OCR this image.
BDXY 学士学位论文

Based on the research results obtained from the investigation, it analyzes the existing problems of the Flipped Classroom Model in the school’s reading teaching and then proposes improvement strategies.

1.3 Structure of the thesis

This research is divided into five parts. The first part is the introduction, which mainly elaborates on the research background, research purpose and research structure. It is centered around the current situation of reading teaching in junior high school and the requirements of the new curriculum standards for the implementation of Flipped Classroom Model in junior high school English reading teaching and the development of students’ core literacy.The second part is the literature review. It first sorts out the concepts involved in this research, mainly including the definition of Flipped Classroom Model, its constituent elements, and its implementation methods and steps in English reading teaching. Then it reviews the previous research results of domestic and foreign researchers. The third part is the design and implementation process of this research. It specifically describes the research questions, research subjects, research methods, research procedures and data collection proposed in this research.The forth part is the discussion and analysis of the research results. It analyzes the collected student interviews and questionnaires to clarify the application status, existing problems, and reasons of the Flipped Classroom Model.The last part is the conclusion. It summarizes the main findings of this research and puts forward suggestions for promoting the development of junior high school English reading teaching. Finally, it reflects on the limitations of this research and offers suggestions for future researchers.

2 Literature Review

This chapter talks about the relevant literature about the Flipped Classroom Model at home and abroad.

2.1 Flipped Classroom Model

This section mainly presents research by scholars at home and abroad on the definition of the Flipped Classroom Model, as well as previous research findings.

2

===============

→ **To be done**
Return the lines above exactly, keeping every word.

→ **Written solution**
OCR this image.
BDXY 学士学位论文

Based on the research results obtained from the investigation, it analyzes the existing problems of the Flipped Classroom Model in the school’s reading teaching and then proposes improvement strategies.

1.3 Structure of the thesis

This research is divided into five parts. The first part is the introduction, which mainly elaborates on the research background, research purpose and research structure. It is centered around the current situation of reading teaching in junior high school and the requirements of the new curriculum standards for the implementation of Flipped Classroom Model in junior high school English reading teaching and the development of students’ core literacy.The second part is the literature review. It first sorts out the concepts involved in this research, mainly including the definition of Flipped Classroom Model, its constituent elements, and its implementation methods and steps in English reading teaching. Then it reviews the previous research results of domestic and foreign researchers. The third part is the design and implementation process of this research. It specifically describes the research questions, research subjects, research methods, research procedures and data collection proposed in this research.The forth part is the discussion and analysis of the research results. It analyzes the collected student interviews and questionnaires to clarify the application status, existing problems, and reasons of the Flipped Classroom Model.The last part is the conclusion. It summarizes the main findings of this research and puts forward suggestions for promoting the development of junior high school English reading teaching. Finally, it reflects on the limitations of this research and offers suggestions for future researchers.

2 Literature Review

This chapter talks about the relevant literature about the Flipped Classroom Model at home and abroad.

2.1 Flipped Classroom Model

This section mainly presents research by scholars at home and abroad on the definition of the Flipped Classroom Model, as well as previous research findings.

2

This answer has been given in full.